Identify all lines in the data containing the string "viriũ". Copy them out.

[START]

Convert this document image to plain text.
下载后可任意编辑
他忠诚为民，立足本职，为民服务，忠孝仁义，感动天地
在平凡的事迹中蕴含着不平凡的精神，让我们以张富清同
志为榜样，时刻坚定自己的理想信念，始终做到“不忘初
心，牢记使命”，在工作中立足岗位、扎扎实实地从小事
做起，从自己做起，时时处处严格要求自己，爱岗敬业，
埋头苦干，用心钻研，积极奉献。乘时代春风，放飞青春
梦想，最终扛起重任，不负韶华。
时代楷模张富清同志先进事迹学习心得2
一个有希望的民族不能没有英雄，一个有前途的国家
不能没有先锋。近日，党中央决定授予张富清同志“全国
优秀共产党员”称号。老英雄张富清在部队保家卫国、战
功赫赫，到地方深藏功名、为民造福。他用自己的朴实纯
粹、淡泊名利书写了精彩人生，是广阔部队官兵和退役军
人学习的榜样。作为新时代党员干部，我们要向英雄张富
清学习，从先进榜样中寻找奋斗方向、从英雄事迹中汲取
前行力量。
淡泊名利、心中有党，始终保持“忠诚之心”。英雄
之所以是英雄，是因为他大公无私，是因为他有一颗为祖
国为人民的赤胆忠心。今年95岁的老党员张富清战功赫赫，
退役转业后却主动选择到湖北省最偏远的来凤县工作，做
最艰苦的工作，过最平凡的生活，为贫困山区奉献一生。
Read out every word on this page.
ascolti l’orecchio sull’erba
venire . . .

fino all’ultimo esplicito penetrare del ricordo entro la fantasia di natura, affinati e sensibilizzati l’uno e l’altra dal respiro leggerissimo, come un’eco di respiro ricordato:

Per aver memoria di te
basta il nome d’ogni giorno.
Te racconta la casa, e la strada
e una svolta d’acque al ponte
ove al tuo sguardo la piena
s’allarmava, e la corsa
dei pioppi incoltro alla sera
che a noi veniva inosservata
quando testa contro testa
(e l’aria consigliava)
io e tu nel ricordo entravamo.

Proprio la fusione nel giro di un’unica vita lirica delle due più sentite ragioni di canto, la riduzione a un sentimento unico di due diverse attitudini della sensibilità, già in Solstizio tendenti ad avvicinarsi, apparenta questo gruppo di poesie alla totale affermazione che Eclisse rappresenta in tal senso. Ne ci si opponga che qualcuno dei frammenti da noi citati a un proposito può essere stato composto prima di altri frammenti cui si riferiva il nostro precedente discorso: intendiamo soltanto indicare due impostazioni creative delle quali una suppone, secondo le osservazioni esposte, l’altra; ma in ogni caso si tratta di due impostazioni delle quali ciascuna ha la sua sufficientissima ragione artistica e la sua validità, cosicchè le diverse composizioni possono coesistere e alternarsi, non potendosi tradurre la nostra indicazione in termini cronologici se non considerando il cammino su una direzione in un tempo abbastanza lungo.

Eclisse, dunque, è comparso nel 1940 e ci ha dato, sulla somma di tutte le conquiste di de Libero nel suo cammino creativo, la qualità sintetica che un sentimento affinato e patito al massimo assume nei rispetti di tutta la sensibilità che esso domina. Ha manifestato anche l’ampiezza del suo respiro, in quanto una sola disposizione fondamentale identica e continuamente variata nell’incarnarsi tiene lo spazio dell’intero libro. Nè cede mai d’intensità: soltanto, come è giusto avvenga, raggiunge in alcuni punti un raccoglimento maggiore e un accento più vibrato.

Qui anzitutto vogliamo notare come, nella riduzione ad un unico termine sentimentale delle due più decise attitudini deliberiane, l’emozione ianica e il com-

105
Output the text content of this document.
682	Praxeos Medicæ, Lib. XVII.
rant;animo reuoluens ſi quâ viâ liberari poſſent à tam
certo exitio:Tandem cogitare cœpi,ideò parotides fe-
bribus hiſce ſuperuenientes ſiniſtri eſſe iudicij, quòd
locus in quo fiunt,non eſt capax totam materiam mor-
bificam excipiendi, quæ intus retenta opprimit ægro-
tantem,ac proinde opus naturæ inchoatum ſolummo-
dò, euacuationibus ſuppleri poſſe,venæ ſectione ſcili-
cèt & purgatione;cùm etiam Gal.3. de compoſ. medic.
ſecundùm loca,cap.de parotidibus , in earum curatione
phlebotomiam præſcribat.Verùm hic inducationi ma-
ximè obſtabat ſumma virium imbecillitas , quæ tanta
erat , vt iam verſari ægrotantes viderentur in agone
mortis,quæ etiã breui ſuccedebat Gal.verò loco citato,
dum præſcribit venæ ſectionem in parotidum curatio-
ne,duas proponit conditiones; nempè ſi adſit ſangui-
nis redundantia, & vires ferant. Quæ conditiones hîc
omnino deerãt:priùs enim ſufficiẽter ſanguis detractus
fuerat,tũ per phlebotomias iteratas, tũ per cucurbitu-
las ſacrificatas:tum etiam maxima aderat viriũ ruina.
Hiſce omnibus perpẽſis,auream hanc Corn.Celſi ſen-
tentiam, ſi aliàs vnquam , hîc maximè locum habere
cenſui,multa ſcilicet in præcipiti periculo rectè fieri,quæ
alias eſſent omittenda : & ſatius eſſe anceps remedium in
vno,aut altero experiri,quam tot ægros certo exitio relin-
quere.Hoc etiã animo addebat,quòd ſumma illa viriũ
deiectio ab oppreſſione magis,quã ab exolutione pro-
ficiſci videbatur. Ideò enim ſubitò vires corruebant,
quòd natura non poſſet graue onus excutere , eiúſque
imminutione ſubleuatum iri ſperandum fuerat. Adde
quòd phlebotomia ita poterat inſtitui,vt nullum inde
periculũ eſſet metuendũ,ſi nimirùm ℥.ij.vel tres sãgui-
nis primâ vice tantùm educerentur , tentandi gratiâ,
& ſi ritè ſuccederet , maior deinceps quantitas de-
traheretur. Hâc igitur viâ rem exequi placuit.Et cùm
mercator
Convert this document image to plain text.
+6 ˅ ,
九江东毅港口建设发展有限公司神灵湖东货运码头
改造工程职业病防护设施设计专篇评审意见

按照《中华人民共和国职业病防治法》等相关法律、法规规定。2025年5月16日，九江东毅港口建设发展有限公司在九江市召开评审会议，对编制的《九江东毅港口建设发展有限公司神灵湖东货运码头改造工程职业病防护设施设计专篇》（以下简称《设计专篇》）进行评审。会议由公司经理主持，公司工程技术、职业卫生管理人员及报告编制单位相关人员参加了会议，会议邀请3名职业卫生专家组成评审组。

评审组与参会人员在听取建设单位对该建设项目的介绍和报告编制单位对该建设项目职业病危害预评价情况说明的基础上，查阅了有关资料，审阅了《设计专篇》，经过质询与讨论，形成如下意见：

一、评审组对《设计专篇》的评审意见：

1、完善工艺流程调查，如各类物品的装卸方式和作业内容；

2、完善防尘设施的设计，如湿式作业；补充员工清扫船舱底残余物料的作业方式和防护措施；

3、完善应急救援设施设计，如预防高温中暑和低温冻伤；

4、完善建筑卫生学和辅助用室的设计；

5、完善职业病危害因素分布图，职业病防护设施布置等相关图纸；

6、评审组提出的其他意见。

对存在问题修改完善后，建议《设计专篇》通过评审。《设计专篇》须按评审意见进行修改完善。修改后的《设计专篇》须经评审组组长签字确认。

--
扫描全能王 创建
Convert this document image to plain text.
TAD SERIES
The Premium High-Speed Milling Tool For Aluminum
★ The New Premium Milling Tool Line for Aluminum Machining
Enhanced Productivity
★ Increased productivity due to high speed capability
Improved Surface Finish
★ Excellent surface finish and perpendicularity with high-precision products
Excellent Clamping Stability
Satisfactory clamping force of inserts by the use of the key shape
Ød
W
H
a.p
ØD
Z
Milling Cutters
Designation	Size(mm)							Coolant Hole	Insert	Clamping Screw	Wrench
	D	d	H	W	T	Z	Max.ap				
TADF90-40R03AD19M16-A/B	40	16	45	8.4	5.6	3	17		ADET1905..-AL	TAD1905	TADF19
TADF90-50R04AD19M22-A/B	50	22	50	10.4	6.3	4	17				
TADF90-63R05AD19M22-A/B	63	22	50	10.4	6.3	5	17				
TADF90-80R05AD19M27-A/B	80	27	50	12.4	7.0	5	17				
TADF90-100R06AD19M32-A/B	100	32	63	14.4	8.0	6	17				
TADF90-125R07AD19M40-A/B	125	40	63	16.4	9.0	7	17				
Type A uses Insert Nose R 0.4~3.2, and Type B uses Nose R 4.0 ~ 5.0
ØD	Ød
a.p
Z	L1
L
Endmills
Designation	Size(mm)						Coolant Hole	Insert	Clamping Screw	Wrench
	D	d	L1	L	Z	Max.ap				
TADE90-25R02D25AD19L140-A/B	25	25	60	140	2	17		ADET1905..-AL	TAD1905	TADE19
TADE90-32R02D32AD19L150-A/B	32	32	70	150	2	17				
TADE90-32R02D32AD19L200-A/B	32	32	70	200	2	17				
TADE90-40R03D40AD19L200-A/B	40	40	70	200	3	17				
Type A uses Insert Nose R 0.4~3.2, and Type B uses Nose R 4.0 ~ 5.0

[END]

PROBLEM SOLUTION:
las ſacrificatas:tum etiam maxima aderat viriũ ruina.
quere.Hoc etiã animo addebat,quòd ſumma illa viriũ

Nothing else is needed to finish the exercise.